* begin *
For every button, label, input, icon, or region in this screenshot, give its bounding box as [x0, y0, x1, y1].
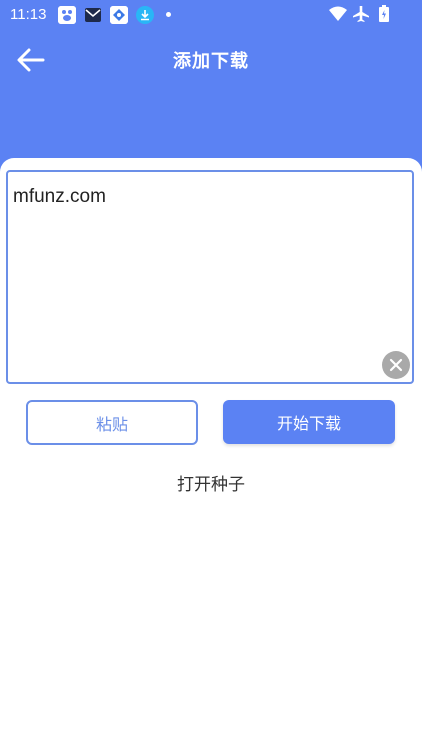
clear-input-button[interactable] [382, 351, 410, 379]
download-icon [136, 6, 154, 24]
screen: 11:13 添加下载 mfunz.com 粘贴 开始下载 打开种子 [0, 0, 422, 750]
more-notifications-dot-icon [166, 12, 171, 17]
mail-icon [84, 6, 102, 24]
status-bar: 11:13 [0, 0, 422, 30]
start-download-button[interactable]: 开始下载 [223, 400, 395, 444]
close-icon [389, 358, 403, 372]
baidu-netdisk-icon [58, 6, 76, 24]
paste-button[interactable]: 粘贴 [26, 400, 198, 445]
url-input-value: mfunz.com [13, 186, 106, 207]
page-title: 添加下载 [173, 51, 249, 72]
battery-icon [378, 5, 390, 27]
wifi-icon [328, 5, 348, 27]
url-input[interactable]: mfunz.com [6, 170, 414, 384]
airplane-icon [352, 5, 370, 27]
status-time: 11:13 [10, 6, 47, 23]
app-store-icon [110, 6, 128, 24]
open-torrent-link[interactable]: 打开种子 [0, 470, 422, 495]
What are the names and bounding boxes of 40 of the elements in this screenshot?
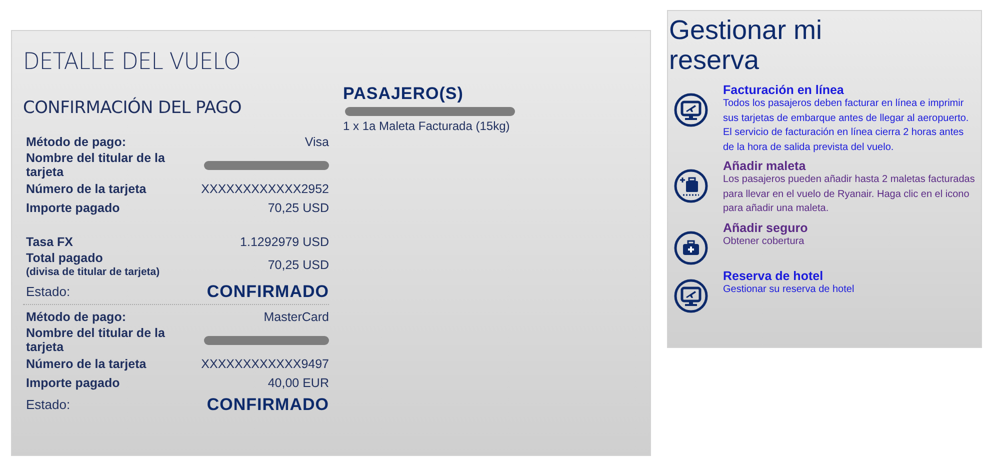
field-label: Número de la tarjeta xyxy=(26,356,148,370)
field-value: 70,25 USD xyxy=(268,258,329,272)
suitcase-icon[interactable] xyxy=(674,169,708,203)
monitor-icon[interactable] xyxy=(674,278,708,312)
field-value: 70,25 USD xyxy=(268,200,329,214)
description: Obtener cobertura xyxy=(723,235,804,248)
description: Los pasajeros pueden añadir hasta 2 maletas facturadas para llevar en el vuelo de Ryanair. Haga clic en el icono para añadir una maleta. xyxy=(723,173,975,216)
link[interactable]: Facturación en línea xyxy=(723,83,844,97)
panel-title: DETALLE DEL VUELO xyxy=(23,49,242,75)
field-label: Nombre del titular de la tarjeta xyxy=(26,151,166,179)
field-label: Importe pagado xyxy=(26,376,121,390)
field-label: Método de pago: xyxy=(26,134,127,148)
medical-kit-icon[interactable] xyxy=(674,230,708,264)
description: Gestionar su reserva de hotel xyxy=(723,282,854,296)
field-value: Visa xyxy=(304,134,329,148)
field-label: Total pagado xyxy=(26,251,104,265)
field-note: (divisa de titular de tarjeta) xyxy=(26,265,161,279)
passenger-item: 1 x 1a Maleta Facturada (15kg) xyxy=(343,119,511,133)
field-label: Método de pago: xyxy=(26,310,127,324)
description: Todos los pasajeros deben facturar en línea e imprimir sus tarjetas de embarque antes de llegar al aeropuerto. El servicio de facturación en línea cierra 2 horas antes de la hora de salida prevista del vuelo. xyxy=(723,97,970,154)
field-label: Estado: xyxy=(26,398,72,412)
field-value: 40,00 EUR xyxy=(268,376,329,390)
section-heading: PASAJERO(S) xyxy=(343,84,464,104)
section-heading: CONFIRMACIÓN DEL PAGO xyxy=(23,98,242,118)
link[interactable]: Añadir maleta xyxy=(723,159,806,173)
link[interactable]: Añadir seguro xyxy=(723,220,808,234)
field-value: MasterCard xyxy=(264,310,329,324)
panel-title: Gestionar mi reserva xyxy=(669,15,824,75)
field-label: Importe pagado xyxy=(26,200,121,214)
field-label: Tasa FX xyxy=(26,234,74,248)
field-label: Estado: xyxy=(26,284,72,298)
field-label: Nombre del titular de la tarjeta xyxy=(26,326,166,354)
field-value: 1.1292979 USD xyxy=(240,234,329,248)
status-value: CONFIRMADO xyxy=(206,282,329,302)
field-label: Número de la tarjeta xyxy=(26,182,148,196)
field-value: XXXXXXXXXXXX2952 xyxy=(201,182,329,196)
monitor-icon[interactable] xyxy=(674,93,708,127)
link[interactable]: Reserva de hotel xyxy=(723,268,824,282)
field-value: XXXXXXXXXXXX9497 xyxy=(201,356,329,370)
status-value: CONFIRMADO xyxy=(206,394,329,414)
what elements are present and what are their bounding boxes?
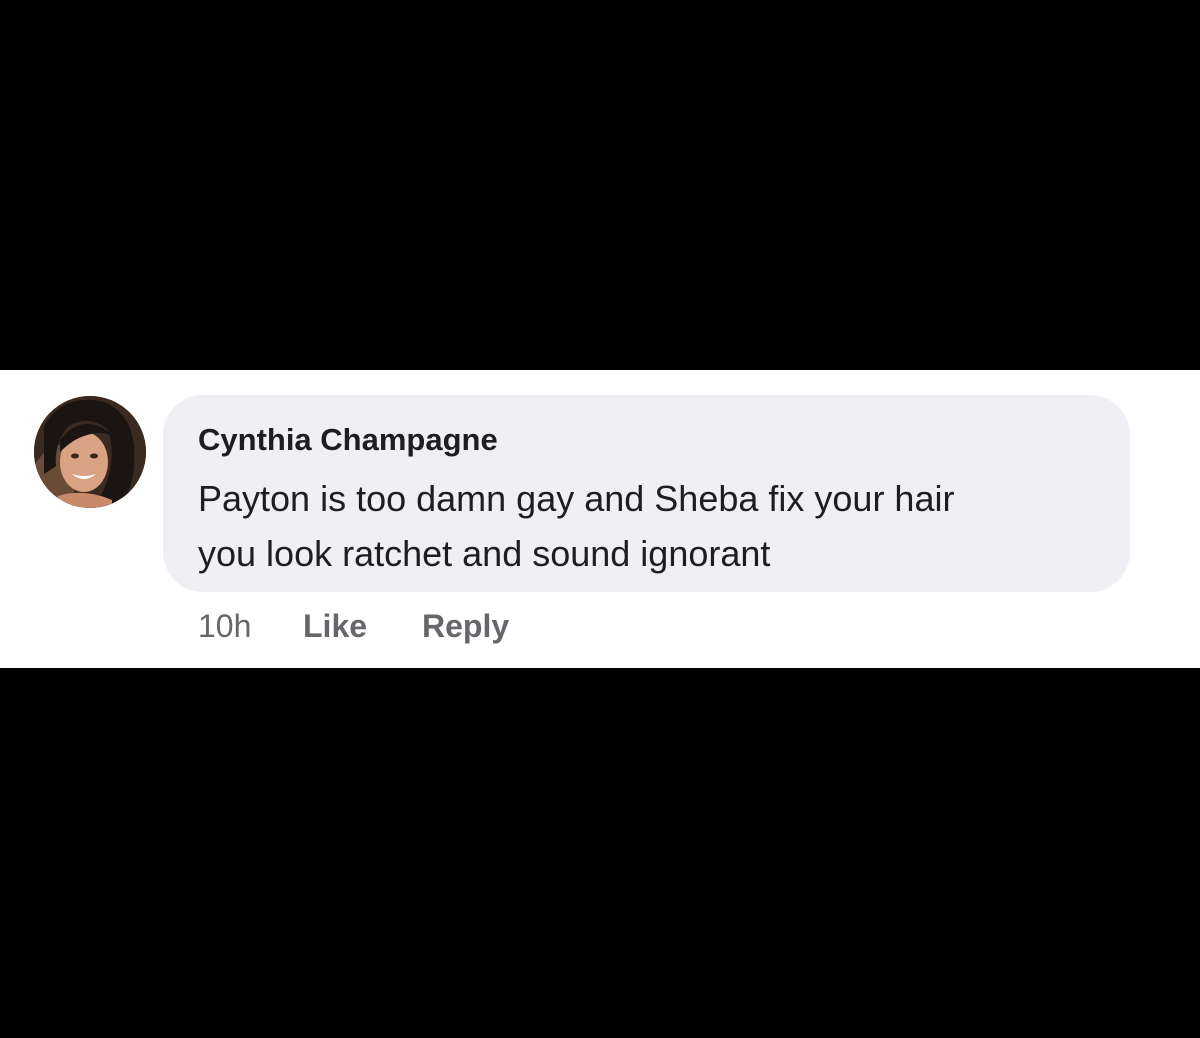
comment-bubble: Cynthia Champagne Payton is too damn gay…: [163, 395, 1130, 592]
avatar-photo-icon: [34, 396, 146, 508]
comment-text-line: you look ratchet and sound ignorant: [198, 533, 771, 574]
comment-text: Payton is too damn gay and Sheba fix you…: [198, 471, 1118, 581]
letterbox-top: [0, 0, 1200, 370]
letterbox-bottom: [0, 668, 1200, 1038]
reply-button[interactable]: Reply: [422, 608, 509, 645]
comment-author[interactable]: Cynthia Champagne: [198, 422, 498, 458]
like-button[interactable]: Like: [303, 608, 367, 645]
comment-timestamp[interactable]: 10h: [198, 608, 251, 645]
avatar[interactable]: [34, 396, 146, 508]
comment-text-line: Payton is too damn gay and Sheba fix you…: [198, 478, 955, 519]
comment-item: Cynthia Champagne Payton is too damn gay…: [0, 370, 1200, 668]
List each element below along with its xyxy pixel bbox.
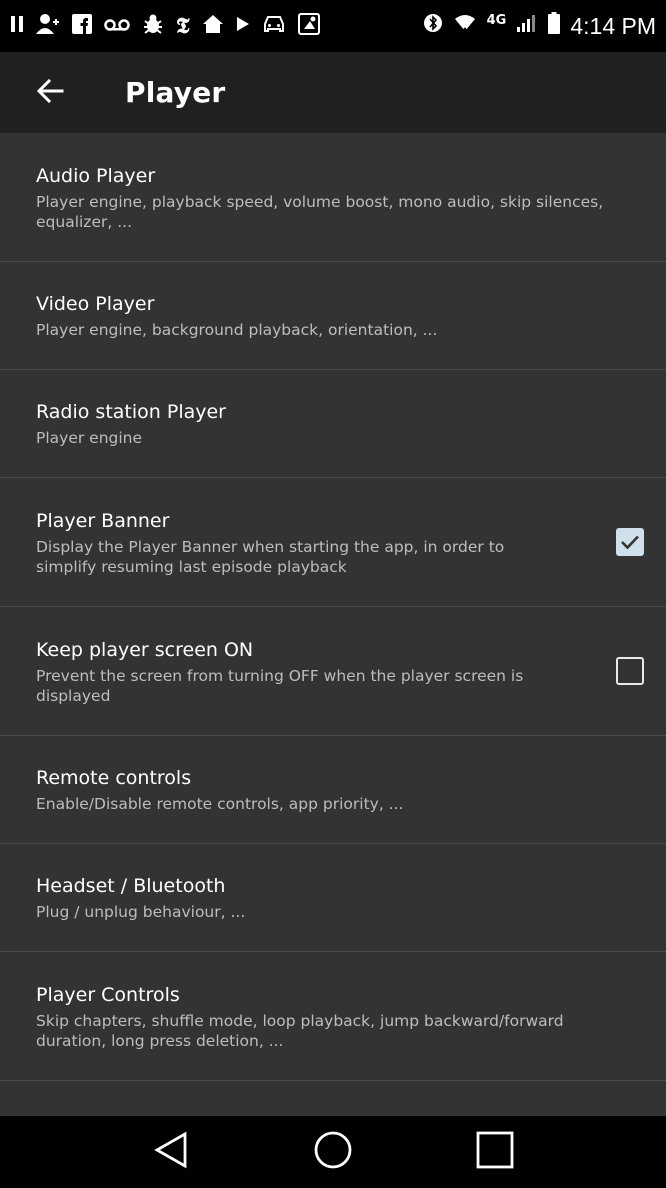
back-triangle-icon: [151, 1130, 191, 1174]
* end *
_Task objective_. Gather every row above that contains "line" and copy each one out. Case counts.

_Response to the task_.
comment-text-line: you look ratchet and sound ignorant: [198, 533, 771, 574]
comment-text-line: Payton is too damn gay and Sheba fix you…: [198, 478, 955, 519]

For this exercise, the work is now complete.